▶ [Exercise description]: Find the line containing "What does this". Retype it and every line after it through the end of the entries, exactly as written, with nothing added.

▶ [Data rows]:

* Start *

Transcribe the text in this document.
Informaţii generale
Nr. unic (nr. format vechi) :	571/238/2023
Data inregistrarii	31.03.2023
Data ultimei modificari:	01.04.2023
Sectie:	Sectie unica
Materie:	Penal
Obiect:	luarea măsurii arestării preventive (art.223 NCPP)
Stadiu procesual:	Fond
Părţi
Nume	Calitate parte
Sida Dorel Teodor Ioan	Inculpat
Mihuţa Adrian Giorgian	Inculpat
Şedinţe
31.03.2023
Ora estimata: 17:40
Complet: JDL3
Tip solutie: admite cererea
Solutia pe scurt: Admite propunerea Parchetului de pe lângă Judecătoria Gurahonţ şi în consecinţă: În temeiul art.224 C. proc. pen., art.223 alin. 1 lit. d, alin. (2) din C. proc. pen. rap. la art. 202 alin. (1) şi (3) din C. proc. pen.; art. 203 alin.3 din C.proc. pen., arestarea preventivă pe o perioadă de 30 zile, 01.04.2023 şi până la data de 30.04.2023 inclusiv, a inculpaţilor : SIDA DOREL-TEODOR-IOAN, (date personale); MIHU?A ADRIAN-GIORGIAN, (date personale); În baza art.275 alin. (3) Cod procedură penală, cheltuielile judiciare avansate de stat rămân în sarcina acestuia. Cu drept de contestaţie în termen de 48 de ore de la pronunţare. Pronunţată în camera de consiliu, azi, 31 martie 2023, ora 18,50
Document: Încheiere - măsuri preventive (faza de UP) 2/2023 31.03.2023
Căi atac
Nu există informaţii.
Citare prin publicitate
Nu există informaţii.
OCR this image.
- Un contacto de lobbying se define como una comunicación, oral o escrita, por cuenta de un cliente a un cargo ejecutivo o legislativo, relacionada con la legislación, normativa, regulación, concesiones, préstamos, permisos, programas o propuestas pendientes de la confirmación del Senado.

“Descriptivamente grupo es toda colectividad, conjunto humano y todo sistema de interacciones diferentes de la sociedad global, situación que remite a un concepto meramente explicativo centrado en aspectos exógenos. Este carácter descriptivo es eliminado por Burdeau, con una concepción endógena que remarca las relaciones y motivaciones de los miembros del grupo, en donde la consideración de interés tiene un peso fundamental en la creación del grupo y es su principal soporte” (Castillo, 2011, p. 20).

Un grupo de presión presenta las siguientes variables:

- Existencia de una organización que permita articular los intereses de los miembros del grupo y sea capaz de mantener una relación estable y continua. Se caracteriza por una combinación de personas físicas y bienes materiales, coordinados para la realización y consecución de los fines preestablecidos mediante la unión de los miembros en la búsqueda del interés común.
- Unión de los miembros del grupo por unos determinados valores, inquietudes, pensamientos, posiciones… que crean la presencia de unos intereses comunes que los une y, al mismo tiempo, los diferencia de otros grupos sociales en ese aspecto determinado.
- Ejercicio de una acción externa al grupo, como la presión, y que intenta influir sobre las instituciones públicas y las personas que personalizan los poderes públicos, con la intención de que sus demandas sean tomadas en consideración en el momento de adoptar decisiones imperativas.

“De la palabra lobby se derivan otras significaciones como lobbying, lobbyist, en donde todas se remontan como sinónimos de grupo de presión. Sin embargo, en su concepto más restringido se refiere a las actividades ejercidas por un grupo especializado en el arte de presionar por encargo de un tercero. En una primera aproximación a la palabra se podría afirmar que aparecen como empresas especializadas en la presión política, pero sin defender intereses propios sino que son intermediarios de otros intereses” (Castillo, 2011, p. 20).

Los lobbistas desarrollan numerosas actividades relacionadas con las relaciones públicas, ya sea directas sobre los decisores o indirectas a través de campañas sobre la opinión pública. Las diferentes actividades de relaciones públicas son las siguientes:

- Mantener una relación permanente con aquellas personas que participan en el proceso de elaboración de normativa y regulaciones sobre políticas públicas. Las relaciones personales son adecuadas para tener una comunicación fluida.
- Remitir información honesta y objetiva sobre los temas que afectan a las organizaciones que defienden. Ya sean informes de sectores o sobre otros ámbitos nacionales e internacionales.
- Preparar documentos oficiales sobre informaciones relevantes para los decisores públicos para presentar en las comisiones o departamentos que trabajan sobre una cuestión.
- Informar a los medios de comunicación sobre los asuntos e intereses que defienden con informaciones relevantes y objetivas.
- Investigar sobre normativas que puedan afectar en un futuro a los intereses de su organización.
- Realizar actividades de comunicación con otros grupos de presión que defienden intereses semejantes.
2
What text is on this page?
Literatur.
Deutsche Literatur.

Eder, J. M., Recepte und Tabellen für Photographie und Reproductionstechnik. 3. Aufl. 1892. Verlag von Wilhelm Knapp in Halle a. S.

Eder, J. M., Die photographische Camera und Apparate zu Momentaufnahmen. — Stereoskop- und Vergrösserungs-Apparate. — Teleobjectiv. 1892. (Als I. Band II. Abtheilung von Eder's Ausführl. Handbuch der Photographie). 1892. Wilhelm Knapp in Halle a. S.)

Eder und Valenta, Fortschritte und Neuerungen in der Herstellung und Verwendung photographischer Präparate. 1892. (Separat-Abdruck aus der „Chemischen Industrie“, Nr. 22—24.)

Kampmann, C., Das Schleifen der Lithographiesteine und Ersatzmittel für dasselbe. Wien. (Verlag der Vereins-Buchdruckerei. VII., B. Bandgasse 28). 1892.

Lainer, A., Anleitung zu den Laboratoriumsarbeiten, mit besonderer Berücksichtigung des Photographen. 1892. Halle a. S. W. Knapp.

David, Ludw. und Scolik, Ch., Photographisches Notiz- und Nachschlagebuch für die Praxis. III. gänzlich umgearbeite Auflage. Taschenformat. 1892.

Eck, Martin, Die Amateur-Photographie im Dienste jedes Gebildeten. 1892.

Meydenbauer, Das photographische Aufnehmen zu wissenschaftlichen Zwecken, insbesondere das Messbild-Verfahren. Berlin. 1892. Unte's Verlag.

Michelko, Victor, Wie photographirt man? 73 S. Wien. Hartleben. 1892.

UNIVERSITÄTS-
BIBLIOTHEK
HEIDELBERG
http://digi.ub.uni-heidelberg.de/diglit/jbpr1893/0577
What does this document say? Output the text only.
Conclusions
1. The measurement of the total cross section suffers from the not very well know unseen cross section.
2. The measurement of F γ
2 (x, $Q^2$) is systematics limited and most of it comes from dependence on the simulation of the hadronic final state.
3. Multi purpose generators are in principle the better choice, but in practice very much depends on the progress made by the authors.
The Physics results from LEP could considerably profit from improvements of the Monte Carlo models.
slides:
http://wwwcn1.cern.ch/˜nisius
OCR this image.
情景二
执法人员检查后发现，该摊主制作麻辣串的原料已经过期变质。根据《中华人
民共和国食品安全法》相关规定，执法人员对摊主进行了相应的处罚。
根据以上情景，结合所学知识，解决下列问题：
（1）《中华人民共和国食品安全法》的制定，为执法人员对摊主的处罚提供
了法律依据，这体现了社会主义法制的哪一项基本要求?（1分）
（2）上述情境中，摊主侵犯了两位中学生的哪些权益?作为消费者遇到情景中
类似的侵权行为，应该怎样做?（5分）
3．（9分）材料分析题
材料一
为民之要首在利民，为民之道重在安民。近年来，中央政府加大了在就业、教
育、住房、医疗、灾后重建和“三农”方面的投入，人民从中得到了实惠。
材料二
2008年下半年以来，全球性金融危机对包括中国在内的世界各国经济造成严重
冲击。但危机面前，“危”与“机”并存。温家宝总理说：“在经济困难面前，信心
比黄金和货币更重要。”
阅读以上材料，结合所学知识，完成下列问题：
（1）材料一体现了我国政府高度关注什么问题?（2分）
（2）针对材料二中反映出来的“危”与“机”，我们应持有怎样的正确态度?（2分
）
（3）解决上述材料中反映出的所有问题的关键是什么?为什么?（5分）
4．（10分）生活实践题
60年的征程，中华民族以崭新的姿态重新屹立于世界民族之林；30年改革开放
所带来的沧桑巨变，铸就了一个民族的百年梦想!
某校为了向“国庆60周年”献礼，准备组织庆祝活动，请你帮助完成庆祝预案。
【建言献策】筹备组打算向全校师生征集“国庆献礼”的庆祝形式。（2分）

* End *

▶ [Exercise output]:
What does this document say? Output the text only.
Conclusions
1. The measurement of the total cross section suffers from the not very well know unseen cross section.
2. The measurement of F γ
2 (x, $Q^2$) is systematics limited and most of it comes from dependence on the simulation of the hadronic final state.
3. Multi purpose generators are in principle the better choice, but in practice very much depends on the progress made by the authors.
The Physics results from LEP could considerably profit from improvements of the Monte Carlo models.
slides:
http://wwwcn1.cern.ch/˜nisius
OCR this image.
情景二
执法人员检查后发现，该摊主制作麻辣串的原料已经过期变质。根据《中华人
民共和国食品安全法》相关规定，执法人员对摊主进行了相应的处罚。
根据以上情景，结合所学知识，解决下列问题：
（1）《中华人民共和国食品安全法》的制定，为执法人员对摊主的处罚提供
了法律依据，这体现了社会主义法制的哪一项基本要求?（1分）
（2）上述情境中，摊主侵犯了两位中学生的哪些权益?作为消费者遇到情景中
类似的侵权行为，应该怎样做?（5分）
3．（9分）材料分析题
材料一
为民之要首在利民，为民之道重在安民。近年来，中央政府加大了在就业、教
育、住房、医疗、灾后重建和“三农”方面的投入，人民从中得到了实惠。
材料二
2008年下半年以来，全球性金融危机对包括中国在内的世界各国经济造成严重
冲击。但危机面前，“危”与“机”并存。温家宝总理说：“在经济困难面前，信心
比黄金和货币更重要。”
阅读以上材料，结合所学知识，完成下列问题：
（1）材料一体现了我国政府高度关注什么问题?（2分）
（2）针对材料二中反映出来的“危”与“机”，我们应持有怎样的正确态度?（2分
）
（3）解决上述材料中反映出的所有问题的关键是什么?为什么?（5分）
4．（10分）生活实践题
60年的征程，中华民族以崭新的姿态重新屹立于世界民族之林；30年改革开放
所带来的沧桑巨变，铸就了一个民族的百年梦想!
某校为了向“国庆60周年”献礼，准备组织庆祝活动，请你帮助完成庆祝预案。
【建言献策】筹备组打算向全校师生征集“国庆献礼”的庆祝形式。（2分）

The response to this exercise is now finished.